* Records about charts and figures *
☆ ☆ ☆ ☆ ☆ ☆ ☆

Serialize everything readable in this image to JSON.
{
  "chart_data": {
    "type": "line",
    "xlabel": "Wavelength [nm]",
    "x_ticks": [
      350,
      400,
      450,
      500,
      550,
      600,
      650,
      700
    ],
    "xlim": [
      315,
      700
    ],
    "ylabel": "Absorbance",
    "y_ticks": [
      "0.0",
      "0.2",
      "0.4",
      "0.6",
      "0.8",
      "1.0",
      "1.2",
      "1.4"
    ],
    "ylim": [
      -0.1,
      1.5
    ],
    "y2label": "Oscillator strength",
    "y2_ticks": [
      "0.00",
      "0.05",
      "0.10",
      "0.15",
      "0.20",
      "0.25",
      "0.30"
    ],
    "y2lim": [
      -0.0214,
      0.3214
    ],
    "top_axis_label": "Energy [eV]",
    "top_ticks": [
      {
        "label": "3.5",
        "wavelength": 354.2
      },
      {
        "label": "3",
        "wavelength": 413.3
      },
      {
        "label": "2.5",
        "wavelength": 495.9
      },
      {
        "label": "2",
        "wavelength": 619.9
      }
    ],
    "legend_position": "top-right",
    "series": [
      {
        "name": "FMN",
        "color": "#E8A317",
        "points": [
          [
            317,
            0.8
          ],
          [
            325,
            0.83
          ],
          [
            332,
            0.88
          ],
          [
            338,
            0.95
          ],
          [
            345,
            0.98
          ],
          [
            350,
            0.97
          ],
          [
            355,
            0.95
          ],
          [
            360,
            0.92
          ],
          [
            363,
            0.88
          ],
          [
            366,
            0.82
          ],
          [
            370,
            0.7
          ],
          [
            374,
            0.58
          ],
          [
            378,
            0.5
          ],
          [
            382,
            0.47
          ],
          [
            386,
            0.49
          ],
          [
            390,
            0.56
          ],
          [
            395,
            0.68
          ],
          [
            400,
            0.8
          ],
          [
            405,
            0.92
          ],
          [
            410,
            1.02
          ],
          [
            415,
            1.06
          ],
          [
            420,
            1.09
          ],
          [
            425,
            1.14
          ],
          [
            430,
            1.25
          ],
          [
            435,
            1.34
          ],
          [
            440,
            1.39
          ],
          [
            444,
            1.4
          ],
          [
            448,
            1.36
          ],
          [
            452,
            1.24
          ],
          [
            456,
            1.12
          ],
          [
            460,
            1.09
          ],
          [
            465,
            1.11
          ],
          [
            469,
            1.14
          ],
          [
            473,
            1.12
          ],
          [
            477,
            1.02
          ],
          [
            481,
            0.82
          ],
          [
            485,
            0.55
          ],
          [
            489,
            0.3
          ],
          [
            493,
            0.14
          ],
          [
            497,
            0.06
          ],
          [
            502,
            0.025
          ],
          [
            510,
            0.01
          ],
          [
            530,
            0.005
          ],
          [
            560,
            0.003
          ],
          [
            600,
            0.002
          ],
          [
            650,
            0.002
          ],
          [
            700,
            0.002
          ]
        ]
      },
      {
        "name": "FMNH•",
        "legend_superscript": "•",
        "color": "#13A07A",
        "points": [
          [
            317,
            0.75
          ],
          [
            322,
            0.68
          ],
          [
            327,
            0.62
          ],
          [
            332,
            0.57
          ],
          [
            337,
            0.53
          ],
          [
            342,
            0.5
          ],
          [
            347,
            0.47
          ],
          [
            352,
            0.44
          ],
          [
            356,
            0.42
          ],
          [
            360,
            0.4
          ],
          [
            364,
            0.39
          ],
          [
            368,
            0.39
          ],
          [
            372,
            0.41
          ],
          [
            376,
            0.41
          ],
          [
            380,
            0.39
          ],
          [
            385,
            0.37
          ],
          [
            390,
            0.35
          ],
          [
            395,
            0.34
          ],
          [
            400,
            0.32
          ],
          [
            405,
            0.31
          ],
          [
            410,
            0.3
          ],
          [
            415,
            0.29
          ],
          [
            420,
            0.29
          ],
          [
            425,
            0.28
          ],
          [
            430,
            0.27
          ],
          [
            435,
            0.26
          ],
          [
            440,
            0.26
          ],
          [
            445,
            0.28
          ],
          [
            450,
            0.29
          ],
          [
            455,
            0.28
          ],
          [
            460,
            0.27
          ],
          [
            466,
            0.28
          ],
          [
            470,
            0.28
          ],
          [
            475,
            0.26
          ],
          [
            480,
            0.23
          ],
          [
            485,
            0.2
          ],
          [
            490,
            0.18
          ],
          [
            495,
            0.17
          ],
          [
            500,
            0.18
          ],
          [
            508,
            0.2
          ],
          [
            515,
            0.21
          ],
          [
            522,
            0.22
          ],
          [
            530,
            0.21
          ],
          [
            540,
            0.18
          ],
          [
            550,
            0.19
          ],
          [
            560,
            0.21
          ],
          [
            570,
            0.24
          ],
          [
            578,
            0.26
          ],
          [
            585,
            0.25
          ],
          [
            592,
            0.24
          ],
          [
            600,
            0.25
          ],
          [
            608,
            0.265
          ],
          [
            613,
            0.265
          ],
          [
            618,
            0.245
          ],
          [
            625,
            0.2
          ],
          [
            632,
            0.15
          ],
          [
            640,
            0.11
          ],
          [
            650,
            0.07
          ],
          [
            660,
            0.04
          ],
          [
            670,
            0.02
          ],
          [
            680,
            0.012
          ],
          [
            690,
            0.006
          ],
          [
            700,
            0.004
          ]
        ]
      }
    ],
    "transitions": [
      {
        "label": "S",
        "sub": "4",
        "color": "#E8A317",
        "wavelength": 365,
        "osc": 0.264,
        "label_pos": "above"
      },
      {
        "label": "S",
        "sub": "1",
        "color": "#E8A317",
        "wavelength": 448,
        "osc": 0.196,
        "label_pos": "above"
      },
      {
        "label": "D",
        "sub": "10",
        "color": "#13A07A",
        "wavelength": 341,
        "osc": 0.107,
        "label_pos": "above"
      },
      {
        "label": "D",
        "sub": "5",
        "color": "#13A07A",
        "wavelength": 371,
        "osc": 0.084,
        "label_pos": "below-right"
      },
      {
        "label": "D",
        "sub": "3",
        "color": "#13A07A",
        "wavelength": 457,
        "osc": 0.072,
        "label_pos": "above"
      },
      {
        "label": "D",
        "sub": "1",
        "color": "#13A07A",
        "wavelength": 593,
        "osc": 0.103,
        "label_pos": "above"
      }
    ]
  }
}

☆ ☆ ☆ ☆ ☆ ☆ ☆

* INSTRUCTION *
Return the number of lines that include the word "right", and nothing else.

* SOLUTION *
2